Set task:
Which lines contain the string "that"? Please list every one of them.

Records:
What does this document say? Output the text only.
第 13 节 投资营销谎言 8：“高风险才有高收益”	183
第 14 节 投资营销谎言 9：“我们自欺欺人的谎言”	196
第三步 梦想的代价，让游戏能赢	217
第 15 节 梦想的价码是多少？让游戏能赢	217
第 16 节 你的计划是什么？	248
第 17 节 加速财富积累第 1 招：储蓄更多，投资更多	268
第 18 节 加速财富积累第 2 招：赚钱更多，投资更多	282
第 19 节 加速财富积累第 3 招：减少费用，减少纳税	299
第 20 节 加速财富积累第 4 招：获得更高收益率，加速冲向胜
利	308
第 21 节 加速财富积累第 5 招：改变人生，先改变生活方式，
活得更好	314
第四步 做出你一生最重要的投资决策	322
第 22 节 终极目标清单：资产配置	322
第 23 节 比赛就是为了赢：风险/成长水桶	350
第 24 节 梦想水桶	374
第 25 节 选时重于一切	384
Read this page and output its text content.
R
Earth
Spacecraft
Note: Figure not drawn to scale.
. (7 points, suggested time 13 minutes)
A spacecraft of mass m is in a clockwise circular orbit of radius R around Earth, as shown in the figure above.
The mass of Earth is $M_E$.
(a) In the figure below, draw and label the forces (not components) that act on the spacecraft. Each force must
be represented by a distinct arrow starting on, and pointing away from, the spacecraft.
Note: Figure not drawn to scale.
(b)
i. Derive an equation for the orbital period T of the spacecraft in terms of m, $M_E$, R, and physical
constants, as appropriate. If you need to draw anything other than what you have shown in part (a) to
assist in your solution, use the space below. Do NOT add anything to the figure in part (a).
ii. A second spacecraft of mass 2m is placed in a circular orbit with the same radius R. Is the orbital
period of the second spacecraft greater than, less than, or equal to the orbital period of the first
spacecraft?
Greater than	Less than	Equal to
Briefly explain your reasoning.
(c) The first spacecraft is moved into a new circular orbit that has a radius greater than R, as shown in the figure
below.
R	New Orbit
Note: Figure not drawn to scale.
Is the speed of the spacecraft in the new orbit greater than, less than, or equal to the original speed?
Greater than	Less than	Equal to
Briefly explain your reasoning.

Answer in full:
(a) In the figure below, draw and label the forces (not components) that act on the spacecraft. Each force must
(c) The first spacecraft is moved into a new circular orbit that has a radius greater than R, as shown in the figure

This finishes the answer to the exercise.